— Supplied records —
==============================

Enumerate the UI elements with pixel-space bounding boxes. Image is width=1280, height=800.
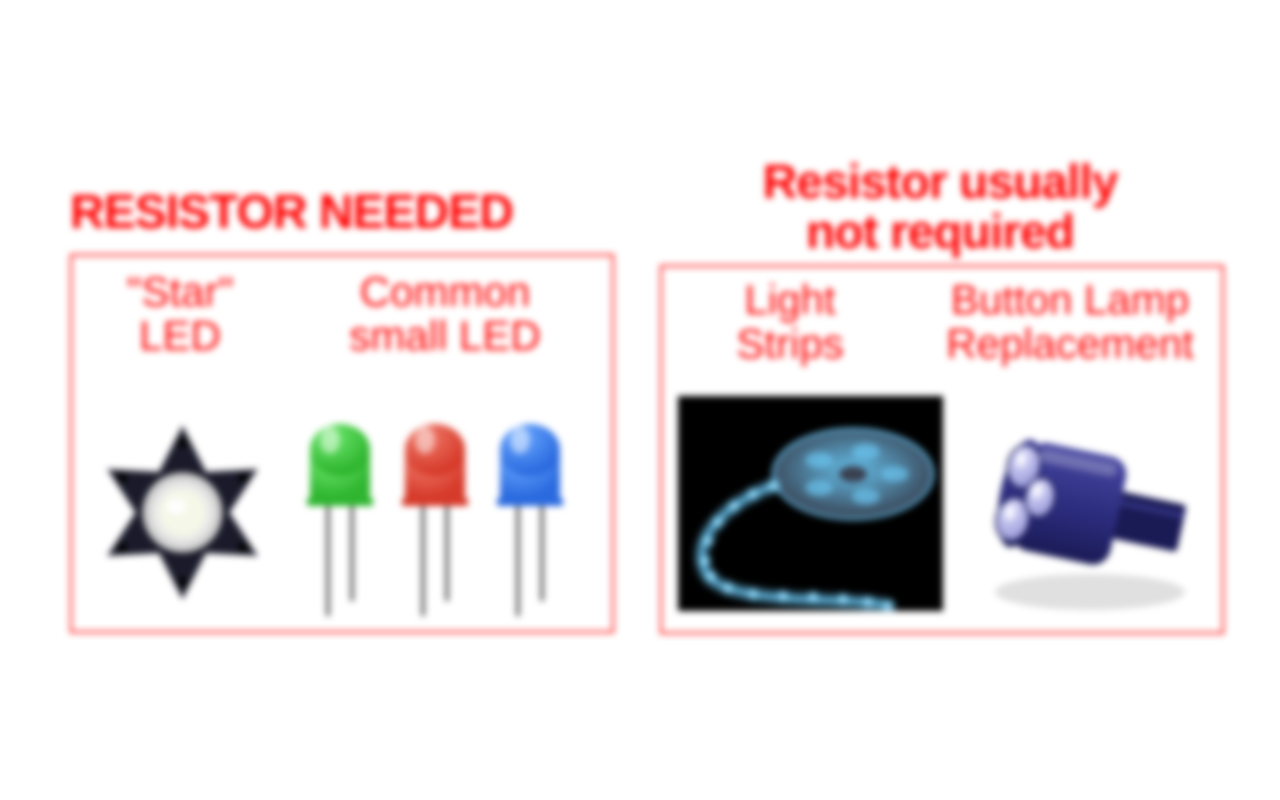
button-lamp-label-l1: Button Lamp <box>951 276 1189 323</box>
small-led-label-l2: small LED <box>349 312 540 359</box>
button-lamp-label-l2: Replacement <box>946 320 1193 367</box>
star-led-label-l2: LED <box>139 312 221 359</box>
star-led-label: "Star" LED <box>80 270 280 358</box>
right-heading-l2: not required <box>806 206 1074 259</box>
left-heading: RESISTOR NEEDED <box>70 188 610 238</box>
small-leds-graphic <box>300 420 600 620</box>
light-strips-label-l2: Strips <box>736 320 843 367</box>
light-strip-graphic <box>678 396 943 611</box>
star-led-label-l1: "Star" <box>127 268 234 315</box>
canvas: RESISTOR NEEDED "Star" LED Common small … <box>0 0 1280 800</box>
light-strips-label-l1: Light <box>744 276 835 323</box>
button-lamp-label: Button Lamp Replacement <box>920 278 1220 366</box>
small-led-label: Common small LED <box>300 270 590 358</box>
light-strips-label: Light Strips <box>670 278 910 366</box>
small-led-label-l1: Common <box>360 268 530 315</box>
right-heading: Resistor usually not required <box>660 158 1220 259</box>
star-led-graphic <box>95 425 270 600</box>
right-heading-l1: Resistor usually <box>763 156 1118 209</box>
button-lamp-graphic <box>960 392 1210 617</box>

==============================

Copy out every line of the records above word for word, leaving out the pictures.

Enumerate the UI elements with pixel-space bounding boxes. Image is width=1280, height=800.
button-lamp-label-l1: Button Lamp <box>951 276 1189 323</box>
small-led-label-l2: small LED <box>349 312 540 359</box>
button-lamp-label-l2: Replacement <box>946 320 1193 367</box>
star-led-label-l2: LED <box>139 312 221 359</box>
star-led-label: "Star" LED <box>80 270 280 358</box>
right-heading-l2: not required <box>806 206 1074 259</box>
left-heading: RESISTOR NEEDED <box>70 188 610 238</box>
small-leds-graphic <box>300 420 600 620</box>
light-strips-label-l2: Strips <box>736 320 843 367</box>
light-strip-graphic <box>678 396 943 611</box>
star-led-label-l1: "Star" <box>127 268 234 315</box>
canvas: RESISTOR NEEDED "Star" LED Common small … <box>0 0 1280 800</box>
light-strips-label-l1: Light <box>744 276 835 323</box>
button-lamp-label: Button Lamp Replacement <box>920 278 1220 366</box>
small-led-label: Common small LED <box>300 270 590 358</box>
light-strips-label: Light Strips <box>670 278 910 366</box>
small-led-label-l1: Common <box>360 268 530 315</box>
right-heading: Resistor usually not required <box>660 158 1220 259</box>
star-led-graphic <box>95 425 270 600</box>
right-heading-l1: Resistor usually <box>763 156 1118 209</box>
button-lamp-graphic <box>960 392 1210 617</box>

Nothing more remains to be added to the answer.